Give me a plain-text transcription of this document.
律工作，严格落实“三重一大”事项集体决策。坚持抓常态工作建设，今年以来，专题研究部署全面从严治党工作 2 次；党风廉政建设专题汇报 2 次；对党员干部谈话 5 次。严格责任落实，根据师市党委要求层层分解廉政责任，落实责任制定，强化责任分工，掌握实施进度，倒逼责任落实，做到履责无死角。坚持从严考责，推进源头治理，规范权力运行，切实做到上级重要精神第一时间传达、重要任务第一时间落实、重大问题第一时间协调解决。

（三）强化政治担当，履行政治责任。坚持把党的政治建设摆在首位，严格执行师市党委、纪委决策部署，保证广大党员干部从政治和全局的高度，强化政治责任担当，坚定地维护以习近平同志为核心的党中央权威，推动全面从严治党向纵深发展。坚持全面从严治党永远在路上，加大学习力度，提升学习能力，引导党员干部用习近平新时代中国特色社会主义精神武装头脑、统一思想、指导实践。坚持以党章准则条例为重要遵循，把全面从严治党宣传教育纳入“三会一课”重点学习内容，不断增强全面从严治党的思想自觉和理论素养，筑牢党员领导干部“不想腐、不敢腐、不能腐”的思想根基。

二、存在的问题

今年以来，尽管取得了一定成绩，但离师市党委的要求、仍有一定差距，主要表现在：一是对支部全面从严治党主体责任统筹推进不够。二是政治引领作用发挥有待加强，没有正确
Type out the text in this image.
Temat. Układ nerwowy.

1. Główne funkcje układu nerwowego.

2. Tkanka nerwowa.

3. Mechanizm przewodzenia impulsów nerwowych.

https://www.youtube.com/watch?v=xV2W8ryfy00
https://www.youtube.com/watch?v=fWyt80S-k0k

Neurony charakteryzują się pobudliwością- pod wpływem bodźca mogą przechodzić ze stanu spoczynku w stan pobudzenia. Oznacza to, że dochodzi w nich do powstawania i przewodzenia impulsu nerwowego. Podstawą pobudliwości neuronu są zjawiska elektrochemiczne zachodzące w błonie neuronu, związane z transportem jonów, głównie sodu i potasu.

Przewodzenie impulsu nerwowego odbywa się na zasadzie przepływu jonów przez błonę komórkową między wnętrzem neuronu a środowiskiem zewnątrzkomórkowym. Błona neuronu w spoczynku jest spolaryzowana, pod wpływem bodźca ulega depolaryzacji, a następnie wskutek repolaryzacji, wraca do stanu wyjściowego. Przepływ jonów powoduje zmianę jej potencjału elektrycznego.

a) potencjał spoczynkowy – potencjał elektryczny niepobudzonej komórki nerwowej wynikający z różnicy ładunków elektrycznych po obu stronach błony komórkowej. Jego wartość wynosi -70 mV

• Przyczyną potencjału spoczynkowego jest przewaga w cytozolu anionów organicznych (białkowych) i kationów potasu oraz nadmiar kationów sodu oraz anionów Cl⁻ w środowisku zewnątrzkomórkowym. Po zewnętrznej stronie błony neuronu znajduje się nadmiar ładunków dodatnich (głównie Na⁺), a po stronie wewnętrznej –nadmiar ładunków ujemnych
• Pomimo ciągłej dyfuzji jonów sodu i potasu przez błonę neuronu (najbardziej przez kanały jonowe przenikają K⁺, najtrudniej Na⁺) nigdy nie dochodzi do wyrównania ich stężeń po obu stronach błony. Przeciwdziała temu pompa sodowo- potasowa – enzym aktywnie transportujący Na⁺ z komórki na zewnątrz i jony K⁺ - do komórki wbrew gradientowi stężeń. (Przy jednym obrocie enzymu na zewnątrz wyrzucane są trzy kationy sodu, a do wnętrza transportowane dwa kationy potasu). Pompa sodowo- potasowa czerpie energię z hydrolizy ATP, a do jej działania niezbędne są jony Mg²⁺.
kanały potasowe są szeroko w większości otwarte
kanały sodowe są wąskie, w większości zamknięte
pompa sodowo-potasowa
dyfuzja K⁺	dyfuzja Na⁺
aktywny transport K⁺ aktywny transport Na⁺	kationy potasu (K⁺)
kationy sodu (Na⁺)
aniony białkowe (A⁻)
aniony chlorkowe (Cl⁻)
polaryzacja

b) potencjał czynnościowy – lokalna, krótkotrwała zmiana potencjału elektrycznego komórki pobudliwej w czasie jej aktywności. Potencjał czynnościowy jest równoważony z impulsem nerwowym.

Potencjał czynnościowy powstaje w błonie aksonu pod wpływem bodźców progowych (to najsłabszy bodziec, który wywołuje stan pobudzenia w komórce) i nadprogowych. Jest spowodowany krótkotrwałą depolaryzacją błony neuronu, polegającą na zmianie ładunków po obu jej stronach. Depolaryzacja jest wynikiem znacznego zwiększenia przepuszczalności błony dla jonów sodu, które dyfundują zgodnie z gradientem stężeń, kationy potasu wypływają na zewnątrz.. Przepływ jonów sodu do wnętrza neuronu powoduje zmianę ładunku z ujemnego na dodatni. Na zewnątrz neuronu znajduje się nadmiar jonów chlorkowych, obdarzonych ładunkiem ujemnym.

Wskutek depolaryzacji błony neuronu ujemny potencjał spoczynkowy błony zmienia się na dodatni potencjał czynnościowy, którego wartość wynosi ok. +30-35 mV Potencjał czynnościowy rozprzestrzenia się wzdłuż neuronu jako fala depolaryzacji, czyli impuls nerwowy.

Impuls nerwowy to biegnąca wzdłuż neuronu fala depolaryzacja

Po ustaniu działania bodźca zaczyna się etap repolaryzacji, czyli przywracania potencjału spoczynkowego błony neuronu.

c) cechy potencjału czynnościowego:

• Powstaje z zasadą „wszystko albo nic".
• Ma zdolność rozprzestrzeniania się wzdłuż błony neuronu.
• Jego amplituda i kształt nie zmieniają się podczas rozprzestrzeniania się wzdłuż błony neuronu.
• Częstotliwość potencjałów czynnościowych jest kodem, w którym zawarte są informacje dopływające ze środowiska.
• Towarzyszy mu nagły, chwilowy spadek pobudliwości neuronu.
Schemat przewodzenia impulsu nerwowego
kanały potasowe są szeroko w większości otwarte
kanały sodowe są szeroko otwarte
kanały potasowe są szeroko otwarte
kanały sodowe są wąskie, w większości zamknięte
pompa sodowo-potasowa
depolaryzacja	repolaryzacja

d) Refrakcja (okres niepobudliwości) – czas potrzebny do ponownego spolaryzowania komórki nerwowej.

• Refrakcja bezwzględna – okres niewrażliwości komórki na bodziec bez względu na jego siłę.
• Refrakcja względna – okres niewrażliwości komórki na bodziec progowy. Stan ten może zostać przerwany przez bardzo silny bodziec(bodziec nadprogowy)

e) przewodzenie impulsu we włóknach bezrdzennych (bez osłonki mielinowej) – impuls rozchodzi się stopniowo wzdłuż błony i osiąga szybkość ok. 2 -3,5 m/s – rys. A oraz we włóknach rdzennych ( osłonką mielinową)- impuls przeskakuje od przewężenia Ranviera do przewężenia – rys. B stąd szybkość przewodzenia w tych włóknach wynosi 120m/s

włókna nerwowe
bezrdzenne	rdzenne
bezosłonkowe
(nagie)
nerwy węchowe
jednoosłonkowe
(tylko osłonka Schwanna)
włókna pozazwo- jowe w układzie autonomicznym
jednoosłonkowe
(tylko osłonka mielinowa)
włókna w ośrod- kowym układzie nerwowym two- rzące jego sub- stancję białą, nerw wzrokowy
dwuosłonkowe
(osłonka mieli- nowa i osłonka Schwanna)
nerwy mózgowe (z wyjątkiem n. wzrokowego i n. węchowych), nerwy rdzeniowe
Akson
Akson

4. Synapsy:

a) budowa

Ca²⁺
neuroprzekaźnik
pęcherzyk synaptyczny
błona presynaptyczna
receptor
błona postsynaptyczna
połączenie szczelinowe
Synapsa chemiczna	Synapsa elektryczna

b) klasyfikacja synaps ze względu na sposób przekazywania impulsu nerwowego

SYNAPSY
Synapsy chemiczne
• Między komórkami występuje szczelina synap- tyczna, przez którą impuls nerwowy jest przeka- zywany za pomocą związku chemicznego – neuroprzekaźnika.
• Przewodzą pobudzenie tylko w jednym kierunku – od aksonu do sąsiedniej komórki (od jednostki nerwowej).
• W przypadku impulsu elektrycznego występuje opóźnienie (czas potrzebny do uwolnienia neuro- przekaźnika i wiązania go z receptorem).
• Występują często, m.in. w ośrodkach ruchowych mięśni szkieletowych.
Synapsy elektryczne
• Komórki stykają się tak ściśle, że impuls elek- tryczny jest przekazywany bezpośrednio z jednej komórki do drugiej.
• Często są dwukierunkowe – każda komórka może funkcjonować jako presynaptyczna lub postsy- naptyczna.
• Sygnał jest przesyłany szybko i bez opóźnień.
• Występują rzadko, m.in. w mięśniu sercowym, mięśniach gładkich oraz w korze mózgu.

☆ ☆ ☆ ☆

WHAT YOU SHOULD DO: Show every line from the listing above in which the string "this" appears.

TASK SOLUTION:
Give me a plain-text transcription of this document.
Type out the text in this image.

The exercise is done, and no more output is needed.